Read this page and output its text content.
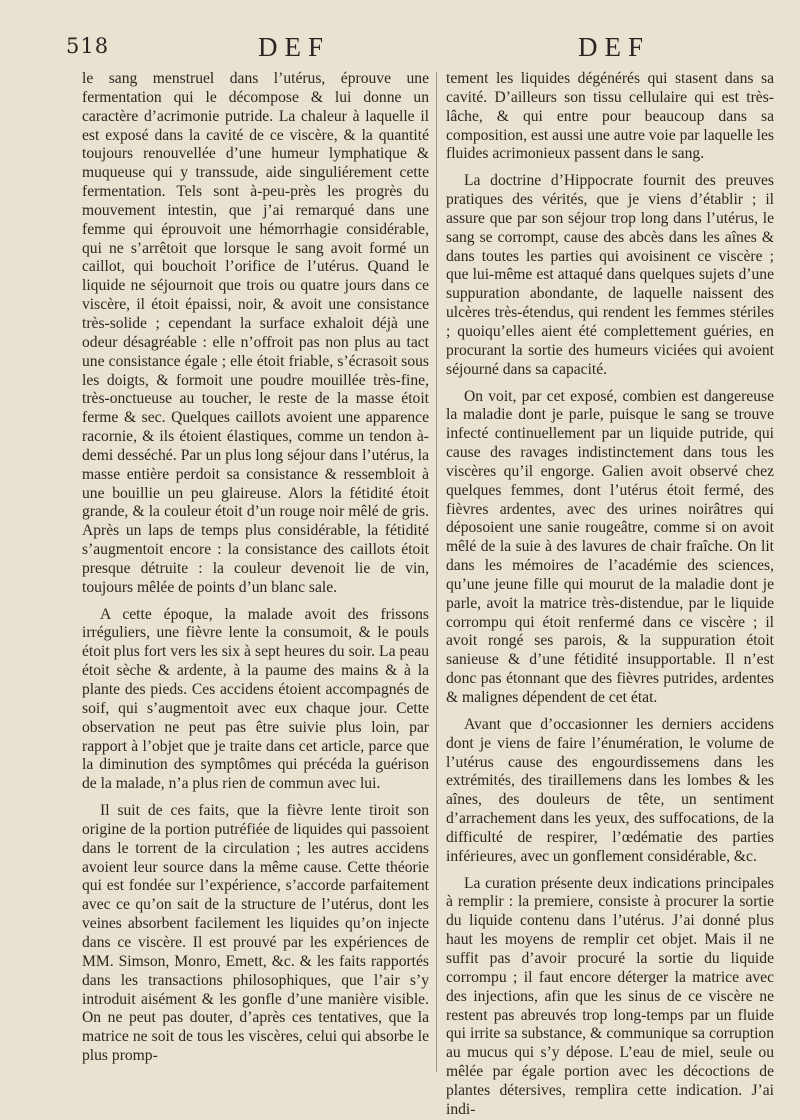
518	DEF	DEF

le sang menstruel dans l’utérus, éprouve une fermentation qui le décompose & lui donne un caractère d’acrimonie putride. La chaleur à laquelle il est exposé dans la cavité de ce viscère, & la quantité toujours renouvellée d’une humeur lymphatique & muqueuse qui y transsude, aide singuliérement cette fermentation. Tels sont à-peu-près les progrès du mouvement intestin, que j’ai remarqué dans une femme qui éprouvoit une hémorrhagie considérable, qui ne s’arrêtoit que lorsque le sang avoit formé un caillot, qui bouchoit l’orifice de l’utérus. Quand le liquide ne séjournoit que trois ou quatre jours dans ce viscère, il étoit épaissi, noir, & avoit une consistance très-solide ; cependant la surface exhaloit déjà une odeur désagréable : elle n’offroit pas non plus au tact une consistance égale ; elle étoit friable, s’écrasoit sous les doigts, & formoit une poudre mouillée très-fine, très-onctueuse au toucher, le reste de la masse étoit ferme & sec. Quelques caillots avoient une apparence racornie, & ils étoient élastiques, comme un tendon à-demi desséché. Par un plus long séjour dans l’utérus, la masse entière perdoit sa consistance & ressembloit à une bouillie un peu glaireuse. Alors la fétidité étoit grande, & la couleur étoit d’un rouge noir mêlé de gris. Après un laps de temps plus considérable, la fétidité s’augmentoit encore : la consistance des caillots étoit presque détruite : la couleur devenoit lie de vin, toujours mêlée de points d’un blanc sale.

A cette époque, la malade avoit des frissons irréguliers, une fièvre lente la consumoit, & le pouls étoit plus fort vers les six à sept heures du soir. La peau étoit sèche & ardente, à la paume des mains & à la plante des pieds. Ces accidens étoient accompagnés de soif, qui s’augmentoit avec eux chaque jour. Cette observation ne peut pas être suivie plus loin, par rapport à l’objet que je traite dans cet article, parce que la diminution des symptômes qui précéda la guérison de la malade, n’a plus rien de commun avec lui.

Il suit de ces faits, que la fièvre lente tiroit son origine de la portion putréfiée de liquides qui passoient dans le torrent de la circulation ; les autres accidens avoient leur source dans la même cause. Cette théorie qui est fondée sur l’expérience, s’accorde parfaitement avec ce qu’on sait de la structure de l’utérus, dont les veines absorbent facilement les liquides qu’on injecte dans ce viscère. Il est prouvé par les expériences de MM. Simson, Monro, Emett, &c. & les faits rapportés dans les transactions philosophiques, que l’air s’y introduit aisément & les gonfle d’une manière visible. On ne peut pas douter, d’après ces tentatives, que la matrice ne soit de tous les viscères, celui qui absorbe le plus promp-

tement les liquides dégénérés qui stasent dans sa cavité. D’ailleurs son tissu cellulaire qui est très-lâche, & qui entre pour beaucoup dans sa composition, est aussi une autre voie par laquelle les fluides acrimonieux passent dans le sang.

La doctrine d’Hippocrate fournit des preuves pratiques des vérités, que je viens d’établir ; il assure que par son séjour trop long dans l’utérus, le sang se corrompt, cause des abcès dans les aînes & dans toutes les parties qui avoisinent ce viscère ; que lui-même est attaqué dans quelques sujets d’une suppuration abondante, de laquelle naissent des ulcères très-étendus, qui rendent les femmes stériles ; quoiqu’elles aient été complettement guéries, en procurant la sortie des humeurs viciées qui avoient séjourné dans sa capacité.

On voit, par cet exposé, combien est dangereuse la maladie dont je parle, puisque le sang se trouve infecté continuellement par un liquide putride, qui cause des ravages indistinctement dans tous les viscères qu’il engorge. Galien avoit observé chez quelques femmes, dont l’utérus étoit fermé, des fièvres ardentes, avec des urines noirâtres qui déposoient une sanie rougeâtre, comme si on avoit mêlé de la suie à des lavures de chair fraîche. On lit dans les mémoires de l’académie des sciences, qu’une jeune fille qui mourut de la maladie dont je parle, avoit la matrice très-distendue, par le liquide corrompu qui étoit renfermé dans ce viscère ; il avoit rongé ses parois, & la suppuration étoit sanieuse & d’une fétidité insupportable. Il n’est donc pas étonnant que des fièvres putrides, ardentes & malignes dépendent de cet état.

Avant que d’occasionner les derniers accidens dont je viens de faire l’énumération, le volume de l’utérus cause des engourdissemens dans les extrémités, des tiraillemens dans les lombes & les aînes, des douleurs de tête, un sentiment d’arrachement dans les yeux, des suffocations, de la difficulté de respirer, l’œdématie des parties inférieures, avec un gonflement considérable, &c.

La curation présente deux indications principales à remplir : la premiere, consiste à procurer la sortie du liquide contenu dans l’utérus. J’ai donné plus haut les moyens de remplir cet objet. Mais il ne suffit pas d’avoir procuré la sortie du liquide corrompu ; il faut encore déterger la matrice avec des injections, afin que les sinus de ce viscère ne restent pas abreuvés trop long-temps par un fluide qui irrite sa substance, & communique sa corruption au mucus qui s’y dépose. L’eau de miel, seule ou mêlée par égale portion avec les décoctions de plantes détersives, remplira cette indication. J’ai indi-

□ □ □ □ □

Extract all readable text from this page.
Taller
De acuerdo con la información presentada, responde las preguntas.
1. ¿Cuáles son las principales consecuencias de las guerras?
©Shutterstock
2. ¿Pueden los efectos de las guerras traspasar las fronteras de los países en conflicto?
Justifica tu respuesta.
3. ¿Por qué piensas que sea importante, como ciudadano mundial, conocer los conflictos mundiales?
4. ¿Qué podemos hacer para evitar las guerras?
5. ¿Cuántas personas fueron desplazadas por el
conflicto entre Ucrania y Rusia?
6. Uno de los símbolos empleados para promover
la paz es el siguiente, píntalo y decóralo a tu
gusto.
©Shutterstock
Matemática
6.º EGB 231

□ □ □ □ □

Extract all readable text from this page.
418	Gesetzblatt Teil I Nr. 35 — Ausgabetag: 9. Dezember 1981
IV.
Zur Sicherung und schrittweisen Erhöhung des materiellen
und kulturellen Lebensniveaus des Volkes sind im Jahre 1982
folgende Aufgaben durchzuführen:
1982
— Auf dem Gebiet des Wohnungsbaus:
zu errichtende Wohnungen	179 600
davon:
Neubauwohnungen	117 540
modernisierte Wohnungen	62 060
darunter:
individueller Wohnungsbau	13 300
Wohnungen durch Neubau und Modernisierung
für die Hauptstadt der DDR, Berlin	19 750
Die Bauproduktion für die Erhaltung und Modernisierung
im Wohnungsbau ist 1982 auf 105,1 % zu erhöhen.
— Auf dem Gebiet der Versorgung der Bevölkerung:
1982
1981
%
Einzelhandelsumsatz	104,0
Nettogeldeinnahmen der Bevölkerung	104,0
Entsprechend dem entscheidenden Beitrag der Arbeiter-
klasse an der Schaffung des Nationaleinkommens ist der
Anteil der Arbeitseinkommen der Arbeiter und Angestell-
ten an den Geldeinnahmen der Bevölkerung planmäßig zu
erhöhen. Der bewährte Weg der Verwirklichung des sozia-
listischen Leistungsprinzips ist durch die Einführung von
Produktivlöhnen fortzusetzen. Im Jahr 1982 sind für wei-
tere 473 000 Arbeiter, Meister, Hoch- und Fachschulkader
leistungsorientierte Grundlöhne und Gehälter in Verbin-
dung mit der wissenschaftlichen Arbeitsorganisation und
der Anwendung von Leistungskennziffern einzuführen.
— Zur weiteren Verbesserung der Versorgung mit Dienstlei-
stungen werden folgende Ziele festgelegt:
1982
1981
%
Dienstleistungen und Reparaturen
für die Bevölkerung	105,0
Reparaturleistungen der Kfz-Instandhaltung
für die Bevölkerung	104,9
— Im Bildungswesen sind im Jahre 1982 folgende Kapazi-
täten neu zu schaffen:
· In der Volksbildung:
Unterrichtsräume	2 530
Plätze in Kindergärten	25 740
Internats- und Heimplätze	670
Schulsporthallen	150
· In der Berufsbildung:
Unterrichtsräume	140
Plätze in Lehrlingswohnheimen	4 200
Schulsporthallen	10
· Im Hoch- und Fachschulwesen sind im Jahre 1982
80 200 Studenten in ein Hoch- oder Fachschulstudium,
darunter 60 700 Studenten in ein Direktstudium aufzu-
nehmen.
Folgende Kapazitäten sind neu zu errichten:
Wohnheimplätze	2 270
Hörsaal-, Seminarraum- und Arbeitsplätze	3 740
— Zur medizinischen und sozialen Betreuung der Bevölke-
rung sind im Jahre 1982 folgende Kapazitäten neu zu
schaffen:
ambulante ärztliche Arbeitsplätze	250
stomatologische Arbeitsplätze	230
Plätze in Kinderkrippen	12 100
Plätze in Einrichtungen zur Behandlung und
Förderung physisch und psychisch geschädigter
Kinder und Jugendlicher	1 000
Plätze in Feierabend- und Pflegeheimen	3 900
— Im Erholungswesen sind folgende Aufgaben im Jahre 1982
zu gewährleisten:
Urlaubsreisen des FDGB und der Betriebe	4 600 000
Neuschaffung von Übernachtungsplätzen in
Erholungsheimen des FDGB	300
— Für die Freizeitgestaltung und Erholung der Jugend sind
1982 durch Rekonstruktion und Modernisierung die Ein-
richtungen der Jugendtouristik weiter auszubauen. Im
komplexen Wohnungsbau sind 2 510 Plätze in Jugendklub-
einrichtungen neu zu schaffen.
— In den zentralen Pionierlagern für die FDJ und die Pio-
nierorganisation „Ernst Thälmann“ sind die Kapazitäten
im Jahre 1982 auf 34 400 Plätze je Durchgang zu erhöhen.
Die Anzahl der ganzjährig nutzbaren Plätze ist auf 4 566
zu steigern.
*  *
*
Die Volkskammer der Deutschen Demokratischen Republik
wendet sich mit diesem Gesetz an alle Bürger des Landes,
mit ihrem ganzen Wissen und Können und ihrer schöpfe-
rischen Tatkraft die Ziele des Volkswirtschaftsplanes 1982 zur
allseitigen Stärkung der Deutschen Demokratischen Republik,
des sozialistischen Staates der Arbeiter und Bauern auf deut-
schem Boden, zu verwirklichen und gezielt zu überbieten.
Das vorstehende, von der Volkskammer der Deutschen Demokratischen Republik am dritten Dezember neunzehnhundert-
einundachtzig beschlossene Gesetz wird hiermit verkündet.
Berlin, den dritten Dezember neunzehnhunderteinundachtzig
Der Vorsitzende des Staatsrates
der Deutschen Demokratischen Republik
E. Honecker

□ □ □ □ □

* Direction *
Copy out each line of the records where the string "Schulsporthallen" appears.

* Response to this task *
Schulsporthallen	150
Schulsporthallen	10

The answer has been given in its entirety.